Written problem
Return all of the entries exactly as written.
— start Data —
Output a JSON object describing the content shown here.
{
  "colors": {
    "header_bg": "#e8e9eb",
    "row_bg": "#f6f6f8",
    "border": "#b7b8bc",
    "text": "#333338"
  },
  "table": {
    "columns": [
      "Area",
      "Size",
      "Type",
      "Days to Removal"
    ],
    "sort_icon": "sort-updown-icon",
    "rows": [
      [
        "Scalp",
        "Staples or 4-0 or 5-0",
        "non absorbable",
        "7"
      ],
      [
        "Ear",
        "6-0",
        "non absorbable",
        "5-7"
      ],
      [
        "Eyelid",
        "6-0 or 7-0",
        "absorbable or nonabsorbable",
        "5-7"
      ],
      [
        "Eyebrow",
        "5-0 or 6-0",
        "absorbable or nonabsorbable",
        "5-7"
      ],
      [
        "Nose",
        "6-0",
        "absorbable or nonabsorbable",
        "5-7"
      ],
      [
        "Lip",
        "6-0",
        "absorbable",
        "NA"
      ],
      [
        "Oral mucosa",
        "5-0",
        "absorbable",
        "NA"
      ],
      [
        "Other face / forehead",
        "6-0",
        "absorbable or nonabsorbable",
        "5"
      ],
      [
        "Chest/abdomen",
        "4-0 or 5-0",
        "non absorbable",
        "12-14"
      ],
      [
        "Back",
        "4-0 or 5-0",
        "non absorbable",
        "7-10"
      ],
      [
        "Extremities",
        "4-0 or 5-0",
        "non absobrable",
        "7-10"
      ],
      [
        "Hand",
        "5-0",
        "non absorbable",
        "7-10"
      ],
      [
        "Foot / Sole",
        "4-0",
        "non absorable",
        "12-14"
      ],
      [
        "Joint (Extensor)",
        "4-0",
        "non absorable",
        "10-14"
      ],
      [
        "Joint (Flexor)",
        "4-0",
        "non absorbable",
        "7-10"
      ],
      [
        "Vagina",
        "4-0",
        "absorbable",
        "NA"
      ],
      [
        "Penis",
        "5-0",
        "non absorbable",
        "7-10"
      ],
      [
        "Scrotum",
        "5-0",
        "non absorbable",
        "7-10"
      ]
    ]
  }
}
— end Data —
Output
Output a JSON object describing the content shown here.
{
  "colors": {
    "header_bg": "#e8e9eb",
    "row_bg": "#f6f6f8",
    "border": "#b7b8bc",
    "text": "#333338"
  },
  "table": {
    "columns": [
      "Area",
      "Size",
      "Type",
      "Days to Removal"
    ],
    "sort_icon": "sort-updown-icon",
    "rows": [
      [
        "Scalp",
        "Staples or 4-0 or 5-0",
        "non absorbable",
        "7"
      ],
      [
        "Ear",
        "6-0",
        "non absorbable",
        "5-7"
      ],
      [
        "Eyelid",
        "6-0 or 7-0",
        "absorbable or nonabsorbable",
        "5-7"
      ],
      [
        "Eyebrow",
        "5-0 or 6-0",
        "absorbable or nonabsorbable",
        "5-7"
      ],
      [
        "Nose",
        "6-0",
        "absorbable or nonabsorbable",
        "5-7"
      ],
      [
        "Lip",
        "6-0",
        "absorbable",
        "NA"
      ],
      [
        "Oral mucosa",
        "5-0",
        "absorbable",
        "NA"
      ],
      [
        "Other face / forehead",
        "6-0",
        "absorbable or nonabsorbable",
        "5"
      ],
      [
        "Chest/abdomen",
        "4-0 or 5-0",
        "non absorbable",
        "12-14"
      ],
      [
        "Back",
        "4-0 or 5-0",
        "non absorbable",
        "7-10"
      ],
      [
        "Extremities",
        "4-0 or 5-0",
        "non absobrable",
        "7-10"
      ],
      [
        "Hand",
        "5-0",
        "non absorbable",
        "7-10"
      ],
      [
        "Foot / Sole",
        "4-0",
        "non absorable",
        "12-14"
      ],
      [
        "Joint (Extensor)",
        "4-0",
        "non absorable",
        "10-14"
      ],
      [
        "Joint (Flexor)",
        "4-0",
        "non absorbable",
        "7-10"
      ],
      [
        "Vagina",
        "4-0",
        "absorbable",
        "NA"
      ],
      [
        "Penis",
        "5-0",
        "non absorbable",
        "7-10"
      ],
      [
        "Scrotum",
        "5-0",
        "non absorbable",
        "7-10"
      ]
    ]
  }
}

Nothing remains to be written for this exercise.